*** MATERIAL FOR THIS TASK ***

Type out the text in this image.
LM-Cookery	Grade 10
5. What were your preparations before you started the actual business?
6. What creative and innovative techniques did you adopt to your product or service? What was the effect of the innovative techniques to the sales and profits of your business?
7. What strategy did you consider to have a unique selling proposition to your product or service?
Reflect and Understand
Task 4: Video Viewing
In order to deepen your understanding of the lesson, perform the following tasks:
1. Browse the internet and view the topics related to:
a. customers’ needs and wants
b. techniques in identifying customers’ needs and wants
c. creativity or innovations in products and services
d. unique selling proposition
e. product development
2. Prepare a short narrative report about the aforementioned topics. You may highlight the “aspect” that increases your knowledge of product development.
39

***

> WHAT THE TASK REQUIRES:
Reproduce the complete set of lines precisely as supplied.

> OUTPUT FOR THIS EXERCISE:
Type out the text in this image.
LM-Cookery	Grade 10
5. What were your preparations before you started the actual business?
6. What creative and innovative techniques did you adopt to your product or service? What was the effect of the innovative techniques to the sales and profits of your business?
7. What strategy did you consider to have a unique selling proposition to your product or service?
Reflect and Understand
Task 4: Video Viewing
In order to deepen your understanding of the lesson, perform the following tasks:
1. Browse the internet and view the topics related to:
a. customers’ needs and wants
b. techniques in identifying customers’ needs and wants
c. creativity or innovations in products and services
d. unique selling proposition
e. product development
2. Prepare a short narrative report about the aforementioned topics. You may highlight the “aspect” that increases your knowledge of product development.
39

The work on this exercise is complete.